RECORDS PROVIDED:
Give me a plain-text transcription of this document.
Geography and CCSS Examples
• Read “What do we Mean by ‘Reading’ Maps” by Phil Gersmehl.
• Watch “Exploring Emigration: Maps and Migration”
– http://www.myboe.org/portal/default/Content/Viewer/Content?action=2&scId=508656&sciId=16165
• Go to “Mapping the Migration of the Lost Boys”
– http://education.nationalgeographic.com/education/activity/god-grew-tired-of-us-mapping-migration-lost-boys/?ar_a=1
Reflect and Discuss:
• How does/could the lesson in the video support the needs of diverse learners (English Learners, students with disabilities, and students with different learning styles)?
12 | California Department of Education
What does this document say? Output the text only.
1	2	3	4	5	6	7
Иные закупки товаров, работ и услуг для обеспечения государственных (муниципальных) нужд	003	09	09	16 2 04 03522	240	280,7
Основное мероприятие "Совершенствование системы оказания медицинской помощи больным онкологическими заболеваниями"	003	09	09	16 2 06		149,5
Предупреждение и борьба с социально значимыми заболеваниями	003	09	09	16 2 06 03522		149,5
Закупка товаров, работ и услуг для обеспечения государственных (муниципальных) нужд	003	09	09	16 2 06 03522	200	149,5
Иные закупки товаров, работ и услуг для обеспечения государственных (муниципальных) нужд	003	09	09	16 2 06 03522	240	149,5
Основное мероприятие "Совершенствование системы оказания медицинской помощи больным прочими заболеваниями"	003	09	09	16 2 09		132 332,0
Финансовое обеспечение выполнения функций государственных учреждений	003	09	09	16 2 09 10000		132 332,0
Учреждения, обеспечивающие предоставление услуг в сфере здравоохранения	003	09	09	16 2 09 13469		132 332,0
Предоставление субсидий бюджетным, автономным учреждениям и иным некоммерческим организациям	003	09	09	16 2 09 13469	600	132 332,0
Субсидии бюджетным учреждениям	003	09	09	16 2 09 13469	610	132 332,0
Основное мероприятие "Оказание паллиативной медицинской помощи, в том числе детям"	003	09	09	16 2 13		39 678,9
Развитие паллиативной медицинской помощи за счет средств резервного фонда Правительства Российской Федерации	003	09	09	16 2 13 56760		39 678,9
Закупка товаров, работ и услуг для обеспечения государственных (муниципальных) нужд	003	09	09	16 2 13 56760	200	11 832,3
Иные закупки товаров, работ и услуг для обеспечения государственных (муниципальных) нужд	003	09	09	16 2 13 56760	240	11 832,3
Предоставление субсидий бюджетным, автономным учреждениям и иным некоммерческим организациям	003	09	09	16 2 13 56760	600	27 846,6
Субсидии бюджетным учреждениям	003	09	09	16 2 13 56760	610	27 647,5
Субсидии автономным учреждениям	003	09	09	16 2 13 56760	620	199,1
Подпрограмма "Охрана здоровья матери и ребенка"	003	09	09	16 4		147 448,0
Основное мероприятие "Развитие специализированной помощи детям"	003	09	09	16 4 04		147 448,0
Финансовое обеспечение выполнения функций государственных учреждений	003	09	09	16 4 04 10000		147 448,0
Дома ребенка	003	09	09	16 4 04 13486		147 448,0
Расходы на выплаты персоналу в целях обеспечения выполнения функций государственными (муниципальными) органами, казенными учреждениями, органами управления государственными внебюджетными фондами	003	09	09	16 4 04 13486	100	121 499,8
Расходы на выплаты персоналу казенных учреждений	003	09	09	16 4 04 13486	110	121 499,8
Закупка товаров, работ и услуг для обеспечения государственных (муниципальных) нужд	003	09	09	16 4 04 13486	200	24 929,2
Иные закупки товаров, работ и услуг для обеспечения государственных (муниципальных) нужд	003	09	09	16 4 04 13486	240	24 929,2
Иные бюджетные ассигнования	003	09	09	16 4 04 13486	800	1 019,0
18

AIM OF THE TASK:
Repeat all the entries word for word.

OUTPUT FOR THIS EXERCISE:
Give me a plain-text transcription of this document.
Geography and CCSS Examples
• Read “What do we Mean by ‘Reading’ Maps” by Phil Gersmehl.
• Watch “Exploring Emigration: Maps and Migration”
– http://www.myboe.org/portal/default/Content/Viewer/Content?action=2&scId=508656&sciId=16165
• Go to “Mapping the Migration of the Lost Boys”
– http://education.nationalgeographic.com/education/activity/god-grew-tired-of-us-mapping-migration-lost-boys/?ar_a=1
Reflect and Discuss:
• How does/could the lesson in the video support the needs of diverse learners (English Learners, students with disabilities, and students with different learning styles)?
12 | California Department of Education
What does this document say? Output the text only.
1	2	3	4	5	6	7
Иные закупки товаров, работ и услуг для обеспечения государственных (муниципальных) нужд	003	09	09	16 2 04 03522	240	280,7
Основное мероприятие "Совершенствование системы оказания медицинской помощи больным онкологическими заболеваниями"	003	09	09	16 2 06		149,5
Предупреждение и борьба с социально значимыми заболеваниями	003	09	09	16 2 06 03522		149,5
Закупка товаров, работ и услуг для обеспечения государственных (муниципальных) нужд	003	09	09	16 2 06 03522	200	149,5
Иные закупки товаров, работ и услуг для обеспечения государственных (муниципальных) нужд	003	09	09	16 2 06 03522	240	149,5
Основное мероприятие "Совершенствование системы оказания медицинской помощи больным прочими заболеваниями"	003	09	09	16 2 09		132 332,0
Финансовое обеспечение выполнения функций государственных учреждений	003	09	09	16 2 09 10000		132 332,0
Учреждения, обеспечивающие предоставление услуг в сфере здравоохранения	003	09	09	16 2 09 13469		132 332,0
Предоставление субсидий бюджетным, автономным учреждениям и иным некоммерческим организациям	003	09	09	16 2 09 13469	600	132 332,0
Субсидии бюджетным учреждениям	003	09	09	16 2 09 13469	610	132 332,0
Основное мероприятие "Оказание паллиативной медицинской помощи, в том числе детям"	003	09	09	16 2 13		39 678,9
Развитие паллиативной медицинской помощи за счет средств резервного фонда Правительства Российской Федерации	003	09	09	16 2 13 56760		39 678,9
Закупка товаров, работ и услуг для обеспечения государственных (муниципальных) нужд	003	09	09	16 2 13 56760	200	11 832,3
Иные закупки товаров, работ и услуг для обеспечения государственных (муниципальных) нужд	003	09	09	16 2 13 56760	240	11 832,3
Предоставление субсидий бюджетным, автономным учреждениям и иным некоммерческим организациям	003	09	09	16 2 13 56760	600	27 846,6
Субсидии бюджетным учреждениям	003	09	09	16 2 13 56760	610	27 647,5
Субсидии автономным учреждениям	003	09	09	16 2 13 56760	620	199,1
Подпрограмма "Охрана здоровья матери и ребенка"	003	09	09	16 4		147 448,0
Основное мероприятие "Развитие специализированной помощи детям"	003	09	09	16 4 04		147 448,0
Финансовое обеспечение выполнения функций государственных учреждений	003	09	09	16 4 04 10000		147 448,0
Дома ребенка	003	09	09	16 4 04 13486		147 448,0
Расходы на выплаты персоналу в целях обеспечения выполнения функций государственными (муниципальными) органами, казенными учреждениями, органами управления государственными внебюджетными фондами	003	09	09	16 4 04 13486	100	121 499,8
Расходы на выплаты персоналу казенных учреждений	003	09	09	16 4 04 13486	110	121 499,8
Закупка товаров, работ и услуг для обеспечения государственных (муниципальных) нужд	003	09	09	16 4 04 13486	200	24 929,2
Иные закупки товаров, работ и услуг для обеспечения государственных (муниципальных) нужд	003	09	09	16 4 04 13486	240	24 929,2
Иные бюджетные ассигнования	003	09	09	16 4 04 13486	800	1 019,0
18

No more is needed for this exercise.